--- Input material ---
:::::
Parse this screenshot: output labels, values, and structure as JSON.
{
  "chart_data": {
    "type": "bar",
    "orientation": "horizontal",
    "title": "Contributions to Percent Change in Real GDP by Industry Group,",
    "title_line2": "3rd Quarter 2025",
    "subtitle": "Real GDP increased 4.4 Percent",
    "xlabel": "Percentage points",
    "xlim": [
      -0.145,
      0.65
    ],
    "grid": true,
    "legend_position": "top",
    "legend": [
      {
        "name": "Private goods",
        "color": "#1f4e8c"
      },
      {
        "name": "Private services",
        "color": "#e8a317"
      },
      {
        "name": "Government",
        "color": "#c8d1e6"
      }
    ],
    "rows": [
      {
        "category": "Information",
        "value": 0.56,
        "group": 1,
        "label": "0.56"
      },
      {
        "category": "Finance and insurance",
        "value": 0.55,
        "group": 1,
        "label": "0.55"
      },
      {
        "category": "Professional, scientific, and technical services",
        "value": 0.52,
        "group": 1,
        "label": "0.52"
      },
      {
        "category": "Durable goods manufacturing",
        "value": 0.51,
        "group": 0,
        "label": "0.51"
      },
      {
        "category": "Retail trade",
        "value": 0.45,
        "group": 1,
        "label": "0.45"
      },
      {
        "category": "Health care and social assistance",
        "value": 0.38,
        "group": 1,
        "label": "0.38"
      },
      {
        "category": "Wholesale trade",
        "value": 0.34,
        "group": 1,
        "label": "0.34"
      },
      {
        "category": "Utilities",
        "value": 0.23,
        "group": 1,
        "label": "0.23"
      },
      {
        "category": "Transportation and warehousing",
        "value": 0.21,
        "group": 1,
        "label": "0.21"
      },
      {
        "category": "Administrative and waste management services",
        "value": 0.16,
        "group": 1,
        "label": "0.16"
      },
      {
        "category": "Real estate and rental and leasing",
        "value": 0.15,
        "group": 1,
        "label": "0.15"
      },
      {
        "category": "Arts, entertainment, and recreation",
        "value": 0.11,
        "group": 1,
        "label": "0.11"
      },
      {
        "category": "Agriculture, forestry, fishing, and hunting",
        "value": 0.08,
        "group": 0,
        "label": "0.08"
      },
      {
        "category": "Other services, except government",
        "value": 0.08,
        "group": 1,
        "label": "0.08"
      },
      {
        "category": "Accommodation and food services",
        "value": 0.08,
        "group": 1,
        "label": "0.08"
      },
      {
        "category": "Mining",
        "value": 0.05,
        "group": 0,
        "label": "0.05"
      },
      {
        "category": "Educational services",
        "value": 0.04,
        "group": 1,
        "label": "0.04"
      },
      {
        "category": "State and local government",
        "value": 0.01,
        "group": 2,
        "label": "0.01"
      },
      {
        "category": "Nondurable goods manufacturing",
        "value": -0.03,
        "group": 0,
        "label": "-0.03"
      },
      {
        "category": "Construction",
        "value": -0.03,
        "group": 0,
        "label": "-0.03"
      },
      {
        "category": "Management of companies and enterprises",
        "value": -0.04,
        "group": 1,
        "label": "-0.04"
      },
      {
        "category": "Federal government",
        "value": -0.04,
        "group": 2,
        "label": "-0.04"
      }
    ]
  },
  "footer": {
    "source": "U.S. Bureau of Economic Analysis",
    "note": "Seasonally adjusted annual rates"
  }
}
:::::
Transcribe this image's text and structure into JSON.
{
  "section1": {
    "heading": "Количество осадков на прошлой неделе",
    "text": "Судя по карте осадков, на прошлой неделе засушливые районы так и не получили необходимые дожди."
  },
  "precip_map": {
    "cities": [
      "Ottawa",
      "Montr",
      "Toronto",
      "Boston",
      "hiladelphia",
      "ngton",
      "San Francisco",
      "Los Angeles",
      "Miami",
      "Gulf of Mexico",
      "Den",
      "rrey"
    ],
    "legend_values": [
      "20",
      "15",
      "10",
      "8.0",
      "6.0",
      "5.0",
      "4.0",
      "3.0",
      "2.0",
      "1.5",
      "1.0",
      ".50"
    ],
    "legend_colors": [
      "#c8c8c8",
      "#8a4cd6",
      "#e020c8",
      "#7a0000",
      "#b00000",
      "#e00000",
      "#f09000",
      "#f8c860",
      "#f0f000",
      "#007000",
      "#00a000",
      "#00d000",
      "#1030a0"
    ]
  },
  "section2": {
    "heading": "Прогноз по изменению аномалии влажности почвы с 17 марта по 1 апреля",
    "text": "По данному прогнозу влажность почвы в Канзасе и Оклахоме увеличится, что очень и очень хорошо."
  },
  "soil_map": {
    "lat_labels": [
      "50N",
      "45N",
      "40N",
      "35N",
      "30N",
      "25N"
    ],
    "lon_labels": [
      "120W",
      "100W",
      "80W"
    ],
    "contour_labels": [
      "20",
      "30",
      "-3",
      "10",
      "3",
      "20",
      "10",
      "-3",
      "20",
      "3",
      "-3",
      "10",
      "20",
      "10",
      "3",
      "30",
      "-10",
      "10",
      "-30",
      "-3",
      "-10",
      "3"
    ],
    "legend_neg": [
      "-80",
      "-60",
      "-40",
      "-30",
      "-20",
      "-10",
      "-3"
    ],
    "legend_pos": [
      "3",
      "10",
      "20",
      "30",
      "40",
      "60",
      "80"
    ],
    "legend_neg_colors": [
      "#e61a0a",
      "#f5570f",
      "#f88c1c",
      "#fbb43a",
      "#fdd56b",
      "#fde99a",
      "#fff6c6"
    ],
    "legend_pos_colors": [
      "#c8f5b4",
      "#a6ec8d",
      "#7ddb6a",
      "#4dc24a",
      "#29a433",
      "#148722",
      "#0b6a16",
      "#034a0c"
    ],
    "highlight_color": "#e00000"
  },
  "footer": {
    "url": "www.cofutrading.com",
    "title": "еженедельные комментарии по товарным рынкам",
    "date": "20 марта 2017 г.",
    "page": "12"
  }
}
:::::
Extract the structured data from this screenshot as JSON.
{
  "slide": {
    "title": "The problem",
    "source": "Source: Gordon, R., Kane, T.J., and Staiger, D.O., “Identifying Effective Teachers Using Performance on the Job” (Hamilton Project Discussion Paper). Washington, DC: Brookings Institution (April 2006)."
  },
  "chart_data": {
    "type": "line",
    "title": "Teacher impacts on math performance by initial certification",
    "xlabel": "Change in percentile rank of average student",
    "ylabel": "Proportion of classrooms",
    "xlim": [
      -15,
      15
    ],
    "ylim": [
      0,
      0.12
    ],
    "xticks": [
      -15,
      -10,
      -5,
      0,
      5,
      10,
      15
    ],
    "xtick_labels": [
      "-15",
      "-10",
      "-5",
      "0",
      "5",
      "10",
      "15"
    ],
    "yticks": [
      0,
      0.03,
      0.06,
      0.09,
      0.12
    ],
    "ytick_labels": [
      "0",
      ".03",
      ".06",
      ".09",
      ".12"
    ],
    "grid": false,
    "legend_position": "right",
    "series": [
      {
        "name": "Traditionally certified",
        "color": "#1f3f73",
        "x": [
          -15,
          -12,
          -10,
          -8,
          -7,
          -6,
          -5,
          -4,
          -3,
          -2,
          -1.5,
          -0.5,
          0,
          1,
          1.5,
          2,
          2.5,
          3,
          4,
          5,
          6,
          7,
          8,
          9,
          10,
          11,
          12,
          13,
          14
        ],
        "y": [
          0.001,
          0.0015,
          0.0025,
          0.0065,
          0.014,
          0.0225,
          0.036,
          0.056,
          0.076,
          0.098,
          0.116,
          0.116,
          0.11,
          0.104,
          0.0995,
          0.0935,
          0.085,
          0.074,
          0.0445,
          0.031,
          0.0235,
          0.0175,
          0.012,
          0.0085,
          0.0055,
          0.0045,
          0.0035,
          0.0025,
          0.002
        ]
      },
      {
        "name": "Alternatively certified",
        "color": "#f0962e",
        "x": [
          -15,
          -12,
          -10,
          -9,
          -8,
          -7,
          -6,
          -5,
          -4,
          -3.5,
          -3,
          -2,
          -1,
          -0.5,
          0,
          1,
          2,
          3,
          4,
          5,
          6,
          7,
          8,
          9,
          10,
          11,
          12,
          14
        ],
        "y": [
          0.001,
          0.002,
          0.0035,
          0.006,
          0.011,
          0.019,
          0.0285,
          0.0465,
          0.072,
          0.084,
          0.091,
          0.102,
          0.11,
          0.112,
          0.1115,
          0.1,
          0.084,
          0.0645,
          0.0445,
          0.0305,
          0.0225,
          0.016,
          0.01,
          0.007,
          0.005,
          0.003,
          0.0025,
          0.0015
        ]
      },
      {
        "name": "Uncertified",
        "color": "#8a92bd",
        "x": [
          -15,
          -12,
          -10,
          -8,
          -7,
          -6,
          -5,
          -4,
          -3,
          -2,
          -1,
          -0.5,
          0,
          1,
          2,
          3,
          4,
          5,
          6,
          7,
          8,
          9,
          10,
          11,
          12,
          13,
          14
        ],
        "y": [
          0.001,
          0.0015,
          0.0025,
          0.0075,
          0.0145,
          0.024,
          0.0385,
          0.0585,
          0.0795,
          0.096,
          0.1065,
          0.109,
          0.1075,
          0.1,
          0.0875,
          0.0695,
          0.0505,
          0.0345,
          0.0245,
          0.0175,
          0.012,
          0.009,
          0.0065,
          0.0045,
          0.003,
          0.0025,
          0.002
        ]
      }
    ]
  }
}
:::::
--- What needs to be done ---
Your task is to list each line of the records with the word "goods".

--- Answer below ---
        "name": "Private goods",
        "category": "Durable goods manufacturing",
        "category": "Nondurable goods manufacturing",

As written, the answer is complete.